**Instructions to follow:** What follows is a listing; give it again exactly, in its entirety.

---- Data supplied

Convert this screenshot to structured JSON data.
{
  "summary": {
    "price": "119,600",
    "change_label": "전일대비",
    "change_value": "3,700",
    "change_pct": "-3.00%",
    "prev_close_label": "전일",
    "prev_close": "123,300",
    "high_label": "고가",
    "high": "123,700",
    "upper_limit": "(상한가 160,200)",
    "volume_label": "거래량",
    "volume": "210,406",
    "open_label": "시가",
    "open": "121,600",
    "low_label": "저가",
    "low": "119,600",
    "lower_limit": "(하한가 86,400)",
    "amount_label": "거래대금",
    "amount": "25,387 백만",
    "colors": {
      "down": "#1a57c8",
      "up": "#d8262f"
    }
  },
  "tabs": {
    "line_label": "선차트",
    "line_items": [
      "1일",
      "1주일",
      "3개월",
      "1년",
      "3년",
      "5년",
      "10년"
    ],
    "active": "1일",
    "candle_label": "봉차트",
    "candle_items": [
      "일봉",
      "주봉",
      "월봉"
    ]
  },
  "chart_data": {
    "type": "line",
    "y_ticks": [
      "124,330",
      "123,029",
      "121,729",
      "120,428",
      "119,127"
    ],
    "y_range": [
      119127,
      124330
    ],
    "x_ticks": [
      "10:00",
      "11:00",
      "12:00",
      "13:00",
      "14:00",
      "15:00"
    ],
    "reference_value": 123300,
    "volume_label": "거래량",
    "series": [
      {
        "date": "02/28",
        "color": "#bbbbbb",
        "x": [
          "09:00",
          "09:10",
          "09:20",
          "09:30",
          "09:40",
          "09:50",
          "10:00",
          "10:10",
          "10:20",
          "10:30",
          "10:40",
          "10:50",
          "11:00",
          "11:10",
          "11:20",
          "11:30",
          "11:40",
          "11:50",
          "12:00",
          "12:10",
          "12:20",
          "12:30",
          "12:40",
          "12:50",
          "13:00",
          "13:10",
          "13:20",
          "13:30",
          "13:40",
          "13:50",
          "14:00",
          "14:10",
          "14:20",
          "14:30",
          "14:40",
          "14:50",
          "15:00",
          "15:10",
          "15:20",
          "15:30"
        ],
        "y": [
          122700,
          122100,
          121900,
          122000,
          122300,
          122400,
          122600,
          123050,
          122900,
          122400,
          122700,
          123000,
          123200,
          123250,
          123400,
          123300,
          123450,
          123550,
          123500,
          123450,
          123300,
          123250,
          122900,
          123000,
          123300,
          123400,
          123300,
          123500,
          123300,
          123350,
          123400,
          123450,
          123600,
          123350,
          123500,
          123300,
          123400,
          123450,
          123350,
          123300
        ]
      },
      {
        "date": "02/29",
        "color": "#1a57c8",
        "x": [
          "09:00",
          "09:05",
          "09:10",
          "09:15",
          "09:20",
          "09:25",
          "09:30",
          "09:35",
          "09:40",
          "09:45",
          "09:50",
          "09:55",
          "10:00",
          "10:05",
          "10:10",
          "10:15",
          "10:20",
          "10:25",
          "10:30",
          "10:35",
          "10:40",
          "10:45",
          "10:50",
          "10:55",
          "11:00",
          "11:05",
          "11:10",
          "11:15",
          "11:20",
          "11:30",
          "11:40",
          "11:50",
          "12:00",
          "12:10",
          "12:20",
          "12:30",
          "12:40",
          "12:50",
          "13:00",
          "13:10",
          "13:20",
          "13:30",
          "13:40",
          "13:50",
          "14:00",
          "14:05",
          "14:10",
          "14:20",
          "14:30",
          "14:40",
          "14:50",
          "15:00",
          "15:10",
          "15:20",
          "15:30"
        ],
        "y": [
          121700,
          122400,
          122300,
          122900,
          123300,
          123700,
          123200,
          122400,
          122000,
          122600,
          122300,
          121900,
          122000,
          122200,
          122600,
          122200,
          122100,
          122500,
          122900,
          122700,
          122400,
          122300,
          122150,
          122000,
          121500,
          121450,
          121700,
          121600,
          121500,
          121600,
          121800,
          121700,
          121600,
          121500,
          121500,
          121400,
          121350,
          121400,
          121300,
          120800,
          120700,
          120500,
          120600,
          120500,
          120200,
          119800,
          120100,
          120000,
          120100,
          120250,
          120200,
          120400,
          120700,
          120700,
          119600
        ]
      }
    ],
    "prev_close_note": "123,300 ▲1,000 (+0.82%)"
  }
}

--------

**Expected answer:**
Convert this screenshot to structured JSON data.
{
  "summary": {
    "price": "119,600",
    "change_label": "전일대비",
    "change_value": "3,700",
    "change_pct": "-3.00%",
    "prev_close_label": "전일",
    "prev_close": "123,300",
    "high_label": "고가",
    "high": "123,700",
    "upper_limit": "(상한가 160,200)",
    "volume_label": "거래량",
    "volume": "210,406",
    "open_label": "시가",
    "open": "121,600",
    "low_label": "저가",
    "low": "119,600",
    "lower_limit": "(하한가 86,400)",
    "amount_label": "거래대금",
    "amount": "25,387 백만",
    "colors": {
      "down": "#1a57c8",
      "up": "#d8262f"
    }
  },
  "tabs": {
    "line_label": "선차트",
    "line_items": [
      "1일",
      "1주일",
      "3개월",
      "1년",
      "3년",
      "5년",
      "10년"
    ],
    "active": "1일",
    "candle_label": "봉차트",
    "candle_items": [
      "일봉",
      "주봉",
      "월봉"
    ]
  },
  "chart_data": {
    "type": "line",
    "y_ticks": [
      "124,330",
      "123,029",
      "121,729",
      "120,428",
      "119,127"
    ],
    "y_range": [
      119127,
      124330
    ],
    "x_ticks": [
      "10:00",
      "11:00",
      "12:00",
      "13:00",
      "14:00",
      "15:00"
    ],
    "reference_value": 123300,
    "volume_label": "거래량",
    "series": [
      {
        "date": "02/28",
        "color": "#bbbbbb",
        "x": [
          "09:00",
          "09:10",
          "09:20",
          "09:30",
          "09:40",
          "09:50",
          "10:00",
          "10:10",
          "10:20",
          "10:30",
          "10:40",
          "10:50",
          "11:00",
          "11:10",
          "11:20",
          "11:30",
          "11:40",
          "11:50",
          "12:00",
          "12:10",
          "12:20",
          "12:30",
          "12:40",
          "12:50",
          "13:00",
          "13:10",
          "13:20",
          "13:30",
          "13:40",
          "13:50",
          "14:00",
          "14:10",
          "14:20",
          "14:30",
          "14:40",
          "14:50",
          "15:00",
          "15:10",
          "15:20",
          "15:30"
        ],
        "y": [
          122700,
          122100,
          121900,
          122000,
          122300,
          122400,
          122600,
          123050,
          122900,
          122400,
          122700,
          123000,
          123200,
          123250,
          123400,
          123300,
          123450,
          123550,
          123500,
          123450,
          123300,
          123250,
          122900,
          123000,
          123300,
          123400,
          123300,
          123500,
          123300,
          123350,
          123400,
          123450,
          123600,
          123350,
          123500,
          123300,
          123400,
          123450,
          123350,
          123300
        ]
      },
      {
        "date": "02/29",
        "color": "#1a57c8",
        "x": [
          "09:00",
          "09:05",
          "09:10",
          "09:15",
          "09:20",
          "09:25",
          "09:30",
          "09:35",
          "09:40",
          "09:45",
          "09:50",
          "09:55",
          "10:00",
          "10:05",
          "10:10",
          "10:15",
          "10:20",
          "10:25",
          "10:30",
          "10:35",
          "10:40",
          "10:45",
          "10:50",
          "10:55",
          "11:00",
          "11:05",
          "11:10",
          "11:15",
          "11:20",
          "11:30",
          "11:40",
          "11:50",
          "12:00",
          "12:10",
          "12:20",
          "12:30",
          "12:40",
          "12:50",
          "13:00",
          "13:10",
          "13:20",
          "13:30",
          "13:40",
          "13:50",
          "14:00",
          "14:05",
          "14:10",
          "14:20",
          "14:30",
          "14:40",
          "14:50",
          "15:00",
          "15:10",
          "15:20",
          "15:30"
        ],
        "y": [
          121700,
          122400,
          122300,
          122900,
          123300,
          123700,
          123200,
          122400,
          122000,
          122600,
          122300,
          121900,
          122000,
          122200,
          122600,
          122200,
          122100,
          122500,
          122900,
          122700,
          122400,
          122300,
          122150,
          122000,
          121500,
          121450,
          121700,
          121600,
          121500,
          121600,
          121800,
          121700,
          121600,
          121500,
          121500,
          121400,
          121350,
          121400,
          121300,
          120800,
          120700,
          120500,
          120600,
          120500,
          120200,
          119800,
          120100,
          120000,
          120100,
          120250,
          120200,
          120400,
          120700,
          120700,
          119600
        ]
      }
    ],
    "prev_close_note": "123,300 ▲1,000 (+0.82%)"
  }
}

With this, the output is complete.